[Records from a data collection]
● ● ●

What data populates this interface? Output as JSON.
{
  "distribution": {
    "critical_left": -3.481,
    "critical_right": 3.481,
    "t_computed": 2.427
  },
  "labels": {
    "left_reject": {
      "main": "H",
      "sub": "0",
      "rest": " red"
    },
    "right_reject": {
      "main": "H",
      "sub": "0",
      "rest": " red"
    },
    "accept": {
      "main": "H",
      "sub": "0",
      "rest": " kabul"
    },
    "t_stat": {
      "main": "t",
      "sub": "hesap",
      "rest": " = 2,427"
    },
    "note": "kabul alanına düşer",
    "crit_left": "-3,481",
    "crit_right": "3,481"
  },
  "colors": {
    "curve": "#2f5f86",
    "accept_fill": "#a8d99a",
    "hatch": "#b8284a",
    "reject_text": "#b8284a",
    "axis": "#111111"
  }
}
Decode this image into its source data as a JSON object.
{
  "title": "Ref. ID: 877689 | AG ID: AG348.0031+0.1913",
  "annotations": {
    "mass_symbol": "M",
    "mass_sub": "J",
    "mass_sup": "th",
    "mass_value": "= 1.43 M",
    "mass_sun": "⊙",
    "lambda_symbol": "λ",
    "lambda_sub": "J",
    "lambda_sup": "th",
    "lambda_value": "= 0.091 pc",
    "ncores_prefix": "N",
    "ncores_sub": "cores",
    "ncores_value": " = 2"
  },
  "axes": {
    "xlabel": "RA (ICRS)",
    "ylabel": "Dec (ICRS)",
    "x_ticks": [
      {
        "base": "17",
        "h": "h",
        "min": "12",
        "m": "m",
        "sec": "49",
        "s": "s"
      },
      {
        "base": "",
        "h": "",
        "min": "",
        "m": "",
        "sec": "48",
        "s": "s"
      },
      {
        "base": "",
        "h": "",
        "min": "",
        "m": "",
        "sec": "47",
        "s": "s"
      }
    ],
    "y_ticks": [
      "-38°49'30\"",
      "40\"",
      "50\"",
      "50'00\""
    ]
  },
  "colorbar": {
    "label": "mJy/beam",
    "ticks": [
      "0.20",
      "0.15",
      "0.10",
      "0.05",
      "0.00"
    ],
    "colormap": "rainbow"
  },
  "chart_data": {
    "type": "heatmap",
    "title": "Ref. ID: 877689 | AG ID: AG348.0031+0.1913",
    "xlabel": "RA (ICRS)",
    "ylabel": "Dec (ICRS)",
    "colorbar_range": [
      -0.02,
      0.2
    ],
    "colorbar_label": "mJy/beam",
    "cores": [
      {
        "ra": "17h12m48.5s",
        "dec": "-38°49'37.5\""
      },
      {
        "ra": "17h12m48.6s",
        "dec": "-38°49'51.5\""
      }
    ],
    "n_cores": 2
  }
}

● ● ●

■ TASK INSTRUCTIONS
Retype all of the entries precisely as they are.

■ TASK SOLUTION
What data populates this interface? Output as JSON.
{
  "distribution": {
    "critical_left": -3.481,
    "critical_right": 3.481,
    "t_computed": 2.427
  },
  "labels": {
    "left_reject": {
      "main": "H",
      "sub": "0",
      "rest": " red"
    },
    "right_reject": {
      "main": "H",
      "sub": "0",
      "rest": " red"
    },
    "accept": {
      "main": "H",
      "sub": "0",
      "rest": " kabul"
    },
    "t_stat": {
      "main": "t",
      "sub": "hesap",
      "rest": " = 2,427"
    },
    "note": "kabul alanına düşer",
    "crit_left": "-3,481",
    "crit_right": "3,481"
  },
  "colors": {
    "curve": "#2f5f86",
    "accept_fill": "#a8d99a",
    "hatch": "#b8284a",
    "reject_text": "#b8284a",
    "axis": "#111111"
  }
}
Decode this image into its source data as a JSON object.
{
  "title": "Ref. ID: 877689 | AG ID: AG348.0031+0.1913",
  "annotations": {
    "mass_symbol": "M",
    "mass_sub": "J",
    "mass_sup": "th",
    "mass_value": "= 1.43 M",
    "mass_sun": "⊙",
    "lambda_symbol": "λ",
    "lambda_sub": "J",
    "lambda_sup": "th",
    "lambda_value": "= 0.091 pc",
    "ncores_prefix": "N",
    "ncores_sub": "cores",
    "ncores_value": " = 2"
  },
  "axes": {
    "xlabel": "RA (ICRS)",
    "ylabel": "Dec (ICRS)",
    "x_ticks": [
      {
        "base": "17",
        "h": "h",
        "min": "12",
        "m": "m",
        "sec": "49",
        "s": "s"
      },
      {
        "base": "",
        "h": "",
        "min": "",
        "m": "",
        "sec": "48",
        "s": "s"
      },
      {
        "base": "",
        "h": "",
        "min": "",
        "m": "",
        "sec": "47",
        "s": "s"
      }
    ],
    "y_ticks": [
      "-38°49'30\"",
      "40\"",
      "50\"",
      "50'00\""
    ]
  },
  "colorbar": {
    "label": "mJy/beam",
    "ticks": [
      "0.20",
      "0.15",
      "0.10",
      "0.05",
      "0.00"
    ],
    "colormap": "rainbow"
  },
  "chart_data": {
    "type": "heatmap",
    "title": "Ref. ID: 877689 | AG ID: AG348.0031+0.1913",
    "xlabel": "RA (ICRS)",
    "ylabel": "Dec (ICRS)",
    "colorbar_range": [
      -0.02,
      0.2
    ],
    "colorbar_label": "mJy/beam",
    "cores": [
      {
        "ra": "17h12m48.5s",
        "dec": "-38°49'37.5\""
      },
      {
        "ra": "17h12m48.6s",
        "dec": "-38°49'51.5\""
      }
    ],
    "n_cores": 2
  }
}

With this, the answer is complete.